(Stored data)
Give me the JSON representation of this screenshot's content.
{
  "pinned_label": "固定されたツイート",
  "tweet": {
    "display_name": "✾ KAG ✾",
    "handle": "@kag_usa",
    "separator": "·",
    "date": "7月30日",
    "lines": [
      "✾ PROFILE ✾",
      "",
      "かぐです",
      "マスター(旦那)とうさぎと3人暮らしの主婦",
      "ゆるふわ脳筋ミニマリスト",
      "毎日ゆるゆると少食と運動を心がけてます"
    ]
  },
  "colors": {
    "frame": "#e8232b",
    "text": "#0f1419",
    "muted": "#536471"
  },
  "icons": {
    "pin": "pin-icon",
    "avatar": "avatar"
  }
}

### Exercise instructions
All of the lines above need to be given again exactly.

### Correct result
Give me the JSON representation of this screenshot's content.
{
  "pinned_label": "固定されたツイート",
  "tweet": {
    "display_name": "✾ KAG ✾",
    "handle": "@kag_usa",
    "separator": "·",
    "date": "7月30日",
    "lines": [
      "✾ PROFILE ✾",
      "",
      "かぐです",
      "マスター(旦那)とうさぎと3人暮らしの主婦",
      "ゆるふわ脳筋ミニマリスト",
      "毎日ゆるゆると少食と運動を心がけてます"
    ]
  },
  "colors": {
    "frame": "#e8232b",
    "text": "#0f1419",
    "muted": "#536471"
  },
  "icons": {
    "pin": "pin-icon",
    "avatar": "avatar"
  }
}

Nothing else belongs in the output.